__A block of data__

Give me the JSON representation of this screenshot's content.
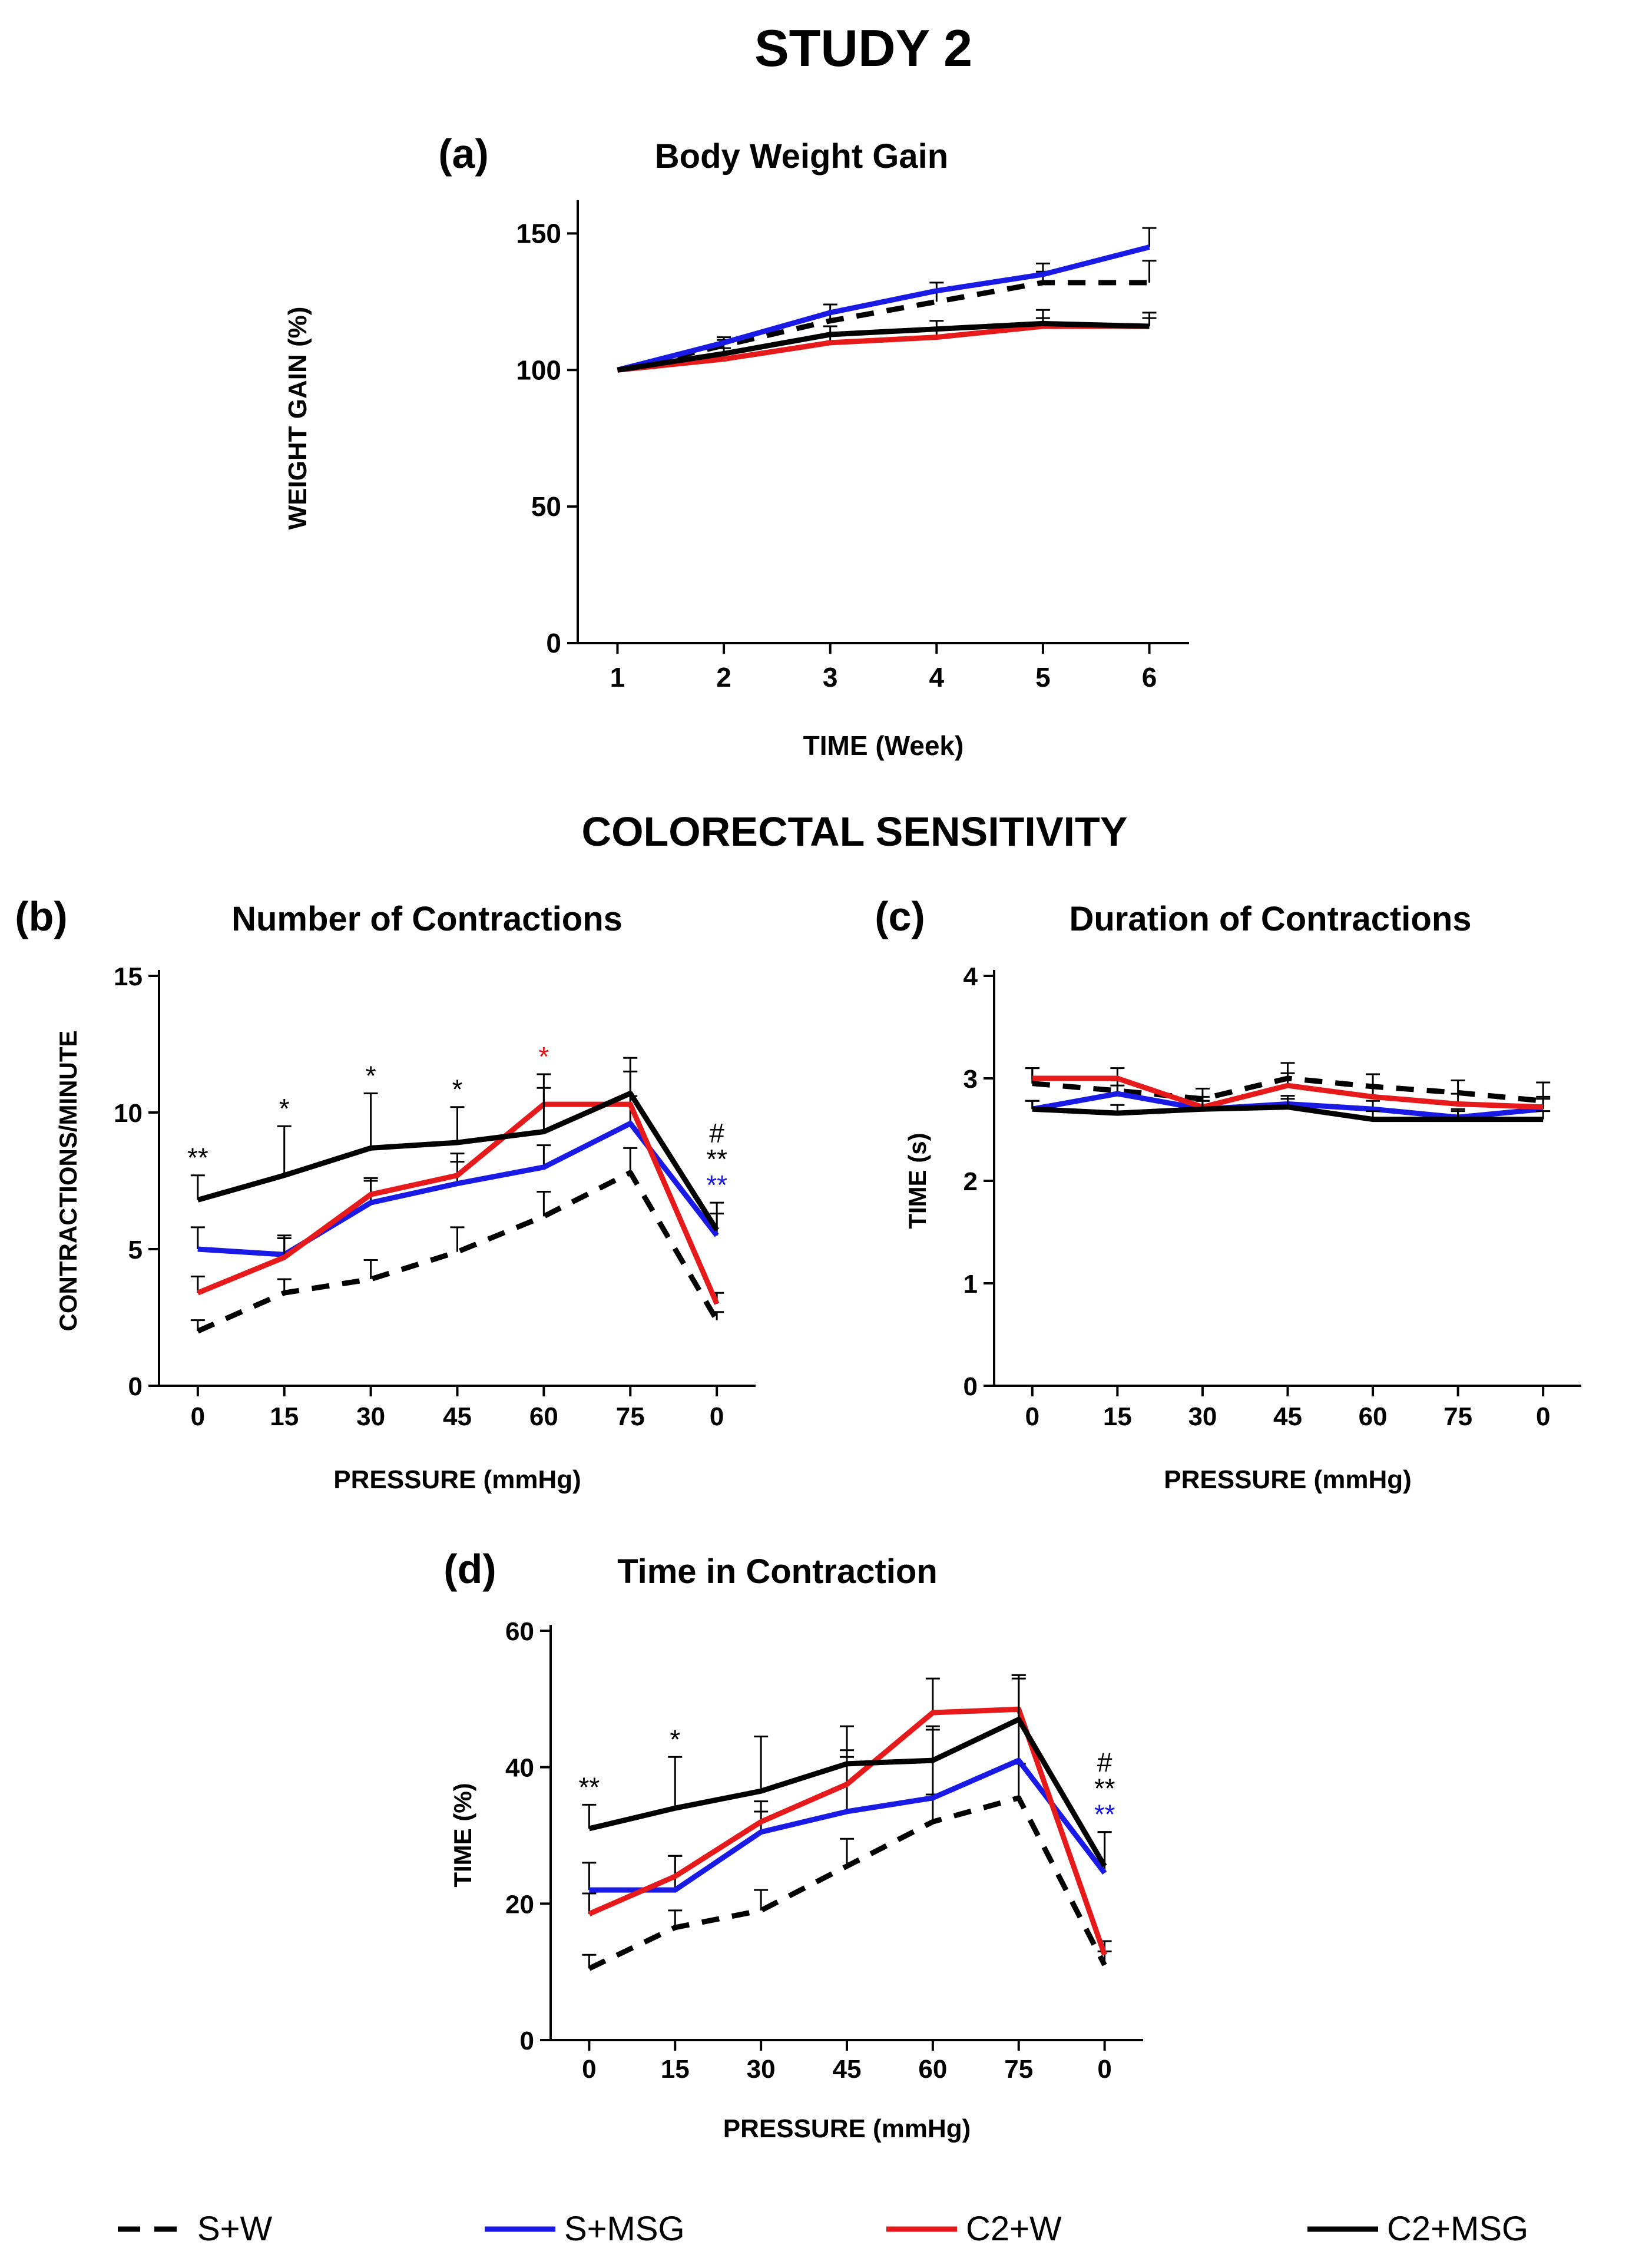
{
  "figure": {
    "title": "STUDY 2",
    "section_title": "COLORECTAL SENSITIVITY"
  },
  "legend": [
    {
      "name": "S+W",
      "color": "#000000",
      "dashed": true
    },
    {
      "name": "S+MSG",
      "color": "#1a1ae6",
      "dashed": false
    },
    {
      "name": "C2+W",
      "color": "#e61a1a",
      "dashed": false
    },
    {
      "name": "C2+MSG",
      "color": "#000000",
      "dashed": false
    }
  ],
  "chart_data": [
    {
      "panel": "(a)",
      "type": "line",
      "title": "Body Weight Gain",
      "xlabel": "TIME (Week)",
      "ylabel": "WEIGHT GAIN (%)",
      "categories": [
        "1",
        "2",
        "3",
        "4",
        "5",
        "6"
      ],
      "ylim": [
        0,
        160
      ],
      "yticks": [
        0,
        50,
        100,
        150
      ],
      "series": [
        {
          "name": "S+W",
          "values": [
            100,
            109,
            118,
            125,
            132,
            132
          ],
          "err": [
            0,
            2,
            3,
            4,
            4,
            8
          ]
        },
        {
          "name": "S+MSG",
          "values": [
            100,
            110,
            121,
            129,
            135,
            145
          ],
          "err": [
            0,
            2,
            3,
            3,
            4,
            7
          ]
        },
        {
          "name": "C2+W",
          "values": [
            100,
            104,
            110,
            112,
            116,
            116
          ],
          "err": [
            0,
            2,
            3,
            3,
            3,
            3
          ]
        },
        {
          "name": "C2+MSG",
          "values": [
            100,
            106,
            113,
            115,
            117,
            116
          ],
          "err": [
            0,
            2,
            3,
            3,
            5,
            5
          ]
        }
      ],
      "annotations": []
    },
    {
      "panel": "(b)",
      "type": "line",
      "title": "Number of Contractions",
      "xlabel": "PRESSURE (mmHg)",
      "ylabel": "CONTRACTIONS/MINUTE",
      "categories": [
        "0",
        "15",
        "30",
        "45",
        "60",
        "75",
        "0"
      ],
      "ylim": [
        0,
        15
      ],
      "yticks": [
        0,
        5,
        10,
        15
      ],
      "series": [
        {
          "name": "S+W",
          "values": [
            2.0,
            3.4,
            3.9,
            4.9,
            6.2,
            7.8,
            2.4
          ],
          "err": [
            0.4,
            0.5,
            0.7,
            0.9,
            0.9,
            0.9,
            0.3
          ]
        },
        {
          "name": "S+MSG",
          "values": [
            5.0,
            4.8,
            6.7,
            7.4,
            8.0,
            9.6,
            5.5
          ],
          "err": [
            0.8,
            0.7,
            0.8,
            0.8,
            0.8,
            1.0,
            0.8
          ]
        },
        {
          "name": "C2+W",
          "values": [
            3.4,
            4.7,
            7.0,
            7.7,
            10.3,
            10.3,
            3.0
          ],
          "err": [
            0.6,
            0.7,
            0.6,
            0.8,
            1.1,
            1.2,
            0.4
          ]
        },
        {
          "name": "C2+MSG",
          "values": [
            6.8,
            7.7,
            8.7,
            8.9,
            9.3,
            10.7,
            5.7
          ],
          "err": [
            0.9,
            1.8,
            2.0,
            1.3,
            1.6,
            1.3,
            1.0
          ]
        }
      ],
      "annotations": [
        {
          "index": 0,
          "lines": [
            {
              "text": "**",
              "color": "#000000"
            }
          ]
        },
        {
          "index": 1,
          "lines": [
            {
              "text": "*",
              "color": "#000000"
            }
          ]
        },
        {
          "index": 2,
          "lines": [
            {
              "text": "*",
              "color": "#000000"
            }
          ]
        },
        {
          "index": 3,
          "lines": [
            {
              "text": "*",
              "color": "#000000"
            }
          ]
        },
        {
          "index": 4,
          "lines": [
            {
              "text": "*",
              "color": "#e61a1a"
            }
          ]
        },
        {
          "index": 6,
          "lines": [
            {
              "text": "#",
              "color": "#000000"
            },
            {
              "text": "**",
              "color": "#000000"
            },
            {
              "text": "**",
              "color": "#1a1ae6"
            }
          ]
        }
      ]
    },
    {
      "panel": "(c)",
      "type": "line",
      "title": "Duration of Contractions",
      "xlabel": "PRESSURE (mmHg)",
      "ylabel": "TIME (s)",
      "categories": [
        "0",
        "15",
        "30",
        "45",
        "60",
        "75",
        "0"
      ],
      "ylim": [
        0,
        4
      ],
      "yticks": [
        0,
        1,
        2,
        3,
        4
      ],
      "series": [
        {
          "name": "S+W",
          "values": [
            2.95,
            2.88,
            2.8,
            3.0,
            2.92,
            2.86,
            2.78
          ],
          "err": [
            0.15,
            0.1,
            0.1,
            0.15,
            0.12,
            0.12,
            0.18
          ]
        },
        {
          "name": "S+MSG",
          "values": [
            2.7,
            2.85,
            2.7,
            2.75,
            2.7,
            2.62,
            2.7
          ],
          "err": [
            0.08,
            0.08,
            0.08,
            0.08,
            0.08,
            0.08,
            0.1
          ]
        },
        {
          "name": "C2+W",
          "values": [
            3.0,
            3.0,
            2.72,
            2.93,
            2.82,
            2.75,
            2.72
          ],
          "err": [
            0.1,
            0.1,
            0.1,
            0.12,
            0.1,
            0.1,
            0.1
          ]
        },
        {
          "name": "C2+MSG",
          "values": [
            2.7,
            2.66,
            2.7,
            2.72,
            2.6,
            2.6,
            2.6
          ],
          "err": [
            0.08,
            0.08,
            0.08,
            0.08,
            0.08,
            0.08,
            0.08
          ]
        }
      ],
      "annotations": []
    },
    {
      "panel": "(d)",
      "type": "line",
      "title": "Time in Contraction",
      "xlabel": "PRESSURE (mmHg)",
      "ylabel": "TIME (%)",
      "categories": [
        "0",
        "15",
        "30",
        "45",
        "60",
        "75",
        "0"
      ],
      "ylim": [
        0,
        60
      ],
      "yticks": [
        0,
        20,
        40,
        60
      ],
      "series": [
        {
          "name": "S+W",
          "values": [
            10.5,
            16.5,
            19,
            25.5,
            32,
            35.5,
            11
          ],
          "err": [
            2,
            2.5,
            3,
            4,
            4,
            5,
            2
          ]
        },
        {
          "name": "S+MSG",
          "values": [
            22,
            22,
            30.5,
            33.5,
            35.5,
            41,
            24.5
          ],
          "err": [
            4,
            5,
            3,
            8,
            10,
            12,
            6
          ]
        },
        {
          "name": "C2+W",
          "values": [
            18.5,
            24,
            32,
            37.5,
            48,
            48.5,
            12.5
          ],
          "err": [
            3,
            3,
            3,
            5,
            5,
            5,
            2
          ]
        },
        {
          "name": "C2+MSG",
          "values": [
            31,
            34,
            36.5,
            40.5,
            41,
            47,
            25.5
          ],
          "err": [
            3.5,
            7.5,
            8,
            5.5,
            5,
            6.5,
            5
          ]
        }
      ],
      "annotations": [
        {
          "index": 0,
          "lines": [
            {
              "text": "**",
              "color": "#000000"
            }
          ]
        },
        {
          "index": 1,
          "lines": [
            {
              "text": "*",
              "color": "#000000"
            }
          ]
        },
        {
          "index": 6,
          "lines": [
            {
              "text": "#",
              "color": "#000000"
            },
            {
              "text": "**",
              "color": "#000000"
            },
            {
              "text": "**",
              "color": "#1a1ae6"
            }
          ]
        }
      ]
    }
  ]
}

__GIVEN TASK__
Transcribe all the lines above exactly, apart from the pictures.

__WORKED ANSWER__
Give me the JSON representation of this screenshot's content.
{
  "figure": {
    "title": "STUDY 2",
    "section_title": "COLORECTAL SENSITIVITY"
  },
  "legend": [
    {
      "name": "S+W",
      "color": "#000000",
      "dashed": true
    },
    {
      "name": "S+MSG",
      "color": "#1a1ae6",
      "dashed": false
    },
    {
      "name": "C2+W",
      "color": "#e61a1a",
      "dashed": false
    },
    {
      "name": "C2+MSG",
      "color": "#000000",
      "dashed": false
    }
  ],
  "chart_data": [
    {
      "panel": "(a)",
      "type": "line",
      "title": "Body Weight Gain",
      "xlabel": "TIME (Week)",
      "ylabel": "WEIGHT GAIN (%)",
      "categories": [
        "1",
        "2",
        "3",
        "4",
        "5",
        "6"
      ],
      "ylim": [
        0,
        160
      ],
      "yticks": [
        0,
        50,
        100,
        150
      ],
      "series": [
        {
          "name": "S+W",
          "values": [
            100,
            109,
            118,
            125,
            132,
            132
          ],
          "err": [
            0,
            2,
            3,
            4,
            4,
            8
          ]
        },
        {
          "name": "S+MSG",
          "values": [
            100,
            110,
            121,
            129,
            135,
            145
          ],
          "err": [
            0,
            2,
            3,
            3,
            4,
            7
          ]
        },
        {
          "name": "C2+W",
          "values": [
            100,
            104,
            110,
            112,
            116,
            116
          ],
          "err": [
            0,
            2,
            3,
            3,
            3,
            3
          ]
        },
        {
          "name": "C2+MSG",
          "values": [
            100,
            106,
            113,
            115,
            117,
            116
          ],
          "err": [
            0,
            2,
            3,
            3,
            5,
            5
          ]
        }
      ],
      "annotations": []
    },
    {
      "panel": "(b)",
      "type": "line",
      "title": "Number of Contractions",
      "xlabel": "PRESSURE (mmHg)",
      "ylabel": "CONTRACTIONS/MINUTE",
      "categories": [
        "0",
        "15",
        "30",
        "45",
        "60",
        "75",
        "0"
      ],
      "ylim": [
        0,
        15
      ],
      "yticks": [
        0,
        5,
        10,
        15
      ],
      "series": [
        {
          "name": "S+W",
          "values": [
            2.0,
            3.4,
            3.9,
            4.9,
            6.2,
            7.8,
            2.4
          ],
          "err": [
            0.4,
            0.5,
            0.7,
            0.9,
            0.9,
            0.9,
            0.3
          ]
        },
        {
          "name": "S+MSG",
          "values": [
            5.0,
            4.8,
            6.7,
            7.4,
            8.0,
            9.6,
            5.5
          ],
          "err": [
            0.8,
            0.7,
            0.8,
            0.8,
            0.8,
            1.0,
            0.8
          ]
        },
        {
          "name": "C2+W",
          "values": [
            3.4,
            4.7,
            7.0,
            7.7,
            10.3,
            10.3,
            3.0
          ],
          "err": [
            0.6,
            0.7,
            0.6,
            0.8,
            1.1,
            1.2,
            0.4
          ]
        },
        {
          "name": "C2+MSG",
          "values": [
            6.8,
            7.7,
            8.7,
            8.9,
            9.3,
            10.7,
            5.7
          ],
          "err": [
            0.9,
            1.8,
            2.0,
            1.3,
            1.6,
            1.3,
            1.0
          ]
        }
      ],
      "annotations": [
        {
          "index": 0,
          "lines": [
            {
              "text": "**",
              "color": "#000000"
            }
          ]
        },
        {
          "index": 1,
          "lines": [
            {
              "text": "*",
              "color": "#000000"
            }
          ]
        },
        {
          "index": 2,
          "lines": [
            {
              "text": "*",
              "color": "#000000"
            }
          ]
        },
        {
          "index": 3,
          "lines": [
            {
              "text": "*",
              "color": "#000000"
            }
          ]
        },
        {
          "index": 4,
          "lines": [
            {
              "text": "*",
              "color": "#e61a1a"
            }
          ]
        },
        {
          "index": 6,
          "lines": [
            {
              "text": "#",
              "color": "#000000"
            },
            {
              "text": "**",
              "color": "#000000"
            },
            {
              "text": "**",
              "color": "#1a1ae6"
            }
          ]
        }
      ]
    },
    {
      "panel": "(c)",
      "type": "line",
      "title": "Duration of Contractions",
      "xlabel": "PRESSURE (mmHg)",
      "ylabel": "TIME (s)",
      "categories": [
        "0",
        "15",
        "30",
        "45",
        "60",
        "75",
        "0"
      ],
      "ylim": [
        0,
        4
      ],
      "yticks": [
        0,
        1,
        2,
        3,
        4
      ],
      "series": [
        {
          "name": "S+W",
          "values": [
            2.95,
            2.88,
            2.8,
            3.0,
            2.92,
            2.86,
            2.78
          ],
          "err": [
            0.15,
            0.1,
            0.1,
            0.15,
            0.12,
            0.12,
            0.18
          ]
        },
        {
          "name": "S+MSG",
          "values": [
            2.7,
            2.85,
            2.7,
            2.75,
            2.7,
            2.62,
            2.7
          ],
          "err": [
            0.08,
            0.08,
            0.08,
            0.08,
            0.08,
            0.08,
            0.1
          ]
        },
        {
          "name": "C2+W",
          "values": [
            3.0,
            3.0,
            2.72,
            2.93,
            2.82,
            2.75,
            2.72
          ],
          "err": [
            0.1,
            0.1,
            0.1,
            0.12,
            0.1,
            0.1,
            0.1
          ]
        },
        {
          "name": "C2+MSG",
          "values": [
            2.7,
            2.66,
            2.7,
            2.72,
            2.6,
            2.6,
            2.6
          ],
          "err": [
            0.08,
            0.08,
            0.08,
            0.08,
            0.08,
            0.08,
            0.08
          ]
        }
      ],
      "annotations": []
    },
    {
      "panel": "(d)",
      "type": "line",
      "title": "Time in Contraction",
      "xlabel": "PRESSURE (mmHg)",
      "ylabel": "TIME (%)",
      "categories": [
        "0",
        "15",
        "30",
        "45",
        "60",
        "75",
        "0"
      ],
      "ylim": [
        0,
        60
      ],
      "yticks": [
        0,
        20,
        40,
        60
      ],
      "series": [
        {
          "name": "S+W",
          "values": [
            10.5,
            16.5,
            19,
            25.5,
            32,
            35.5,
            11
          ],
          "err": [
            2,
            2.5,
            3,
            4,
            4,
            5,
            2
          ]
        },
        {
          "name": "S+MSG",
          "values": [
            22,
            22,
            30.5,
            33.5,
            35.5,
            41,
            24.5
          ],
          "err": [
            4,
            5,
            3,
            8,
            10,
            12,
            6
          ]
        },
        {
          "name": "C2+W",
          "values": [
            18.5,
            24,
            32,
            37.5,
            48,
            48.5,
            12.5
          ],
          "err": [
            3,
            3,
            3,
            5,
            5,
            5,
            2
          ]
        },
        {
          "name": "C2+MSG",
          "values": [
            31,
            34,
            36.5,
            40.5,
            41,
            47,
            25.5
          ],
          "err": [
            3.5,
            7.5,
            8,
            5.5,
            5,
            6.5,
            5
          ]
        }
      ],
      "annotations": [
        {
          "index": 0,
          "lines": [
            {
              "text": "**",
              "color": "#000000"
            }
          ]
        },
        {
          "index": 1,
          "lines": [
            {
              "text": "*",
              "color": "#000000"
            }
          ]
        },
        {
          "index": 6,
          "lines": [
            {
              "text": "#",
              "color": "#000000"
            },
            {
              "text": "**",
              "color": "#000000"
            },
            {
              "text": "**",
              "color": "#1a1ae6"
            }
          ]
        }
      ]
    }
  ]
}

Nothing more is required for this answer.